Data records ▸
++++++++

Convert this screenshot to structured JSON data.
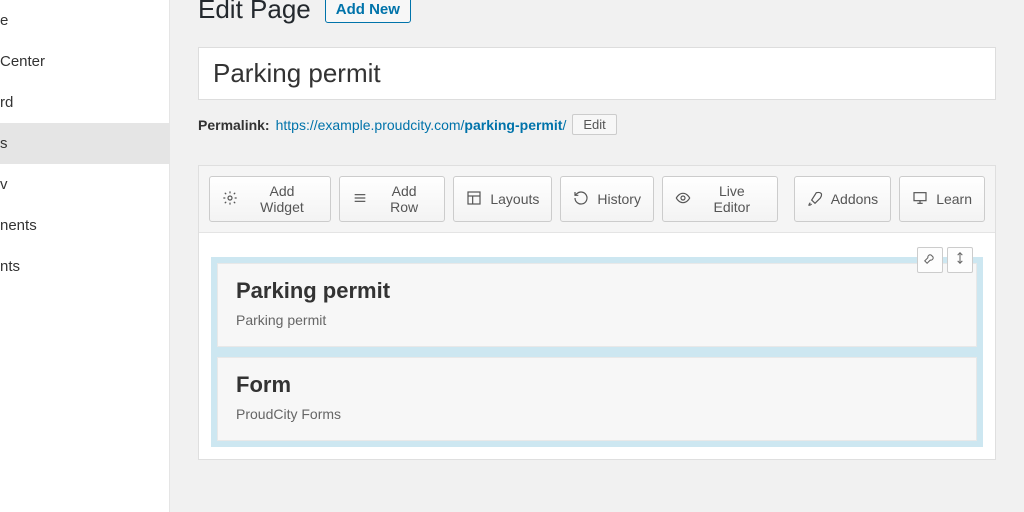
{
  "sidebar": {
    "items": [
      {
        "label": "e"
      },
      {
        "label": "Center"
      },
      {
        "label": "rd"
      },
      {
        "label": "s"
      },
      {
        "label": "v"
      },
      {
        "label": "nents"
      },
      {
        "label": "nts"
      }
    ],
    "activeIndex": 3
  },
  "header": {
    "title": "Edit Page",
    "add_new": "Add New"
  },
  "page_title_input": "Parking permit",
  "permalink": {
    "label": "Permalink:",
    "base": "https://example.proudcity.com/",
    "slug": "parking-permit",
    "trail": "/",
    "edit": "Edit"
  },
  "toolbar": {
    "add_widget": "Add Widget",
    "add_row": "Add Row",
    "layouts": "Layouts",
    "history": "History",
    "live_editor": "Live Editor",
    "addons": "Addons",
    "learn": "Learn"
  },
  "widgets": [
    {
      "title": "Parking permit",
      "subtitle": "Parking permit"
    },
    {
      "title": "Form",
      "subtitle": "ProudCity Forms"
    }
  ]
}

++++++++

Goal of the exercise ▸ Word for word, quote the full listing, omitting every picture.

Response to this exercise ▸
Convert this screenshot to structured JSON data.
{
  "sidebar": {
    "items": [
      {
        "label": "e"
      },
      {
        "label": "Center"
      },
      {
        "label": "rd"
      },
      {
        "label": "s"
      },
      {
        "label": "v"
      },
      {
        "label": "nents"
      },
      {
        "label": "nts"
      }
    ],
    "activeIndex": 3
  },
  "header": {
    "title": "Edit Page",
    "add_new": "Add New"
  },
  "page_title_input": "Parking permit",
  "permalink": {
    "label": "Permalink:",
    "base": "https://example.proudcity.com/",
    "slug": "parking-permit",
    "trail": "/",
    "edit": "Edit"
  },
  "toolbar": {
    "add_widget": "Add Widget",
    "add_row": "Add Row",
    "layouts": "Layouts",
    "history": "History",
    "live_editor": "Live Editor",
    "addons": "Addons",
    "learn": "Learn"
  },
  "widgets": [
    {
      "title": "Parking permit",
      "subtitle": "Parking permit"
    },
    {
      "title": "Form",
      "subtitle": "ProudCity Forms"
    }
  ]
}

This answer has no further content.